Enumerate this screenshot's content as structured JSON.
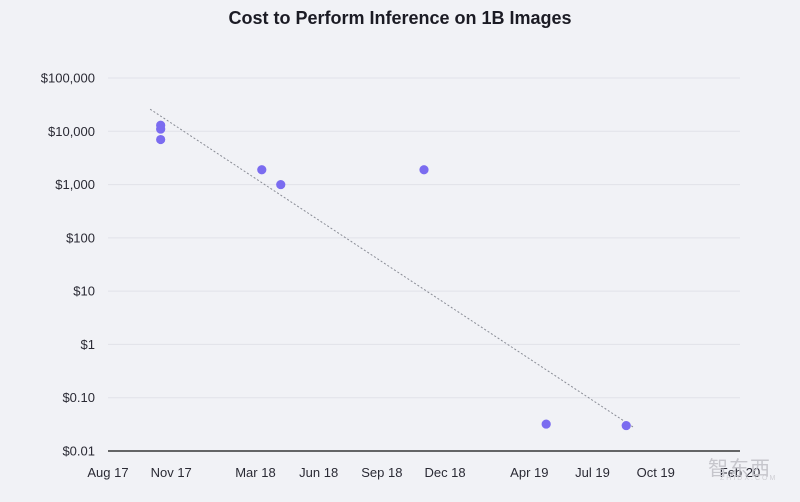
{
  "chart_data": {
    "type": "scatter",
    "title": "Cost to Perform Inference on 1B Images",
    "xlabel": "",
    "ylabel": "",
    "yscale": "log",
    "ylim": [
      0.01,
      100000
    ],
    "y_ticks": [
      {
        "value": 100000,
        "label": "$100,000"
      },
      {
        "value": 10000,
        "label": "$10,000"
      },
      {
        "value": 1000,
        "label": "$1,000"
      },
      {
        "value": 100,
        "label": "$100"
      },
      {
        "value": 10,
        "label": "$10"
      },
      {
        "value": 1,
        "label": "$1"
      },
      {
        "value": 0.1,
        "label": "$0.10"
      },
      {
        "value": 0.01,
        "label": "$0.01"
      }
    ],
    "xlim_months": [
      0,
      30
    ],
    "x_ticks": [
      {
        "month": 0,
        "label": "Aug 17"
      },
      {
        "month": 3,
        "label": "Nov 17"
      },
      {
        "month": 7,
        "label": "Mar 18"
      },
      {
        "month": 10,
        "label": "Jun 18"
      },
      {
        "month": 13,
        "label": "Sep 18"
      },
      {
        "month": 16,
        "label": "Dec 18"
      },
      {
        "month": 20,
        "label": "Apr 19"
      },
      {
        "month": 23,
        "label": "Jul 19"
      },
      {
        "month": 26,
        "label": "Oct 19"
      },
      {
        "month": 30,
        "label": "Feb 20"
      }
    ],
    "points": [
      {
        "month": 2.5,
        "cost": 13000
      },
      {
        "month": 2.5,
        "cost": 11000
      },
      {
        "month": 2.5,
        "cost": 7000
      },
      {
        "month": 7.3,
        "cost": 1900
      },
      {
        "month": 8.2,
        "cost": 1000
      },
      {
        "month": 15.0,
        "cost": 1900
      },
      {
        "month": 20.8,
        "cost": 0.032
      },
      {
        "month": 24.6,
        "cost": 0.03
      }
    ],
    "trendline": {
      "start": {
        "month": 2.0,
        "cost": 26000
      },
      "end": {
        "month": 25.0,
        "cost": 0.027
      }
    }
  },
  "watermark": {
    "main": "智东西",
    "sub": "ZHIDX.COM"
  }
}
* * *
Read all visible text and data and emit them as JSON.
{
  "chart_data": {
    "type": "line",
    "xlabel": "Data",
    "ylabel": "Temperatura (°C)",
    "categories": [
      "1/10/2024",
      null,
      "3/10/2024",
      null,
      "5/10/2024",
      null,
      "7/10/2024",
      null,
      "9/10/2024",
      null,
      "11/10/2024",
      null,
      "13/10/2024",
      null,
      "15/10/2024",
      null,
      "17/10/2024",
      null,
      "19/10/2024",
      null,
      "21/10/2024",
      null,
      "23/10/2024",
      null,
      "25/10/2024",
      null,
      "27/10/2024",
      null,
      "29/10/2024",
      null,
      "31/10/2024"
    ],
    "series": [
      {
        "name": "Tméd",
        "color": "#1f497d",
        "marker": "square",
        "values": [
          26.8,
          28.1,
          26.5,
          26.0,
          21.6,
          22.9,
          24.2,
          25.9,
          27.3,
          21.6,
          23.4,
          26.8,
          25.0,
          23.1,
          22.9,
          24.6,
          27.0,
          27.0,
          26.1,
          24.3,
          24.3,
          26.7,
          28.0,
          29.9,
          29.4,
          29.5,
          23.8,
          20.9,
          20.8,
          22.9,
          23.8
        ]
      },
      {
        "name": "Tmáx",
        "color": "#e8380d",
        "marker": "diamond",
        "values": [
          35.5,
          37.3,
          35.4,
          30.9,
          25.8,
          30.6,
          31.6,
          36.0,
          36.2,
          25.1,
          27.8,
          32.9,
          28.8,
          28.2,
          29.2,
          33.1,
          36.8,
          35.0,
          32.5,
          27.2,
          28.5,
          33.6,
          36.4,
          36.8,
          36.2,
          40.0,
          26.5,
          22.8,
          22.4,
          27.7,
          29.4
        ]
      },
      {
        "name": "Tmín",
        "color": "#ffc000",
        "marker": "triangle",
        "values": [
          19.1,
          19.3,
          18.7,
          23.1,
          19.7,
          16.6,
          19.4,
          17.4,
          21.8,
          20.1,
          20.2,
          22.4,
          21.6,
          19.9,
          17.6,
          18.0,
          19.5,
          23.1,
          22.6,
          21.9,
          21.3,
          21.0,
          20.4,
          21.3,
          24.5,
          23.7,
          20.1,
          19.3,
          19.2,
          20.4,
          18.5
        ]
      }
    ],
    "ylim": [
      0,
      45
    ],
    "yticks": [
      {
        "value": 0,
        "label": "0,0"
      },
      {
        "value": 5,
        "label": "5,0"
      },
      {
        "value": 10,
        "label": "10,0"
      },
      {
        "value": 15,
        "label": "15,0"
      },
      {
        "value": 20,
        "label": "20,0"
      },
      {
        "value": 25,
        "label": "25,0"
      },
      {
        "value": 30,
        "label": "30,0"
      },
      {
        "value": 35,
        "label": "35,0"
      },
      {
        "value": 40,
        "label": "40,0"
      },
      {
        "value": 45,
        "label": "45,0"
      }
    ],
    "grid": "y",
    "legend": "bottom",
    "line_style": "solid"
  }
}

→ **What is needed**:
Of the lines above, how many include the word "JSON"? Reply with the number alone.

→ **Correct answer**:
2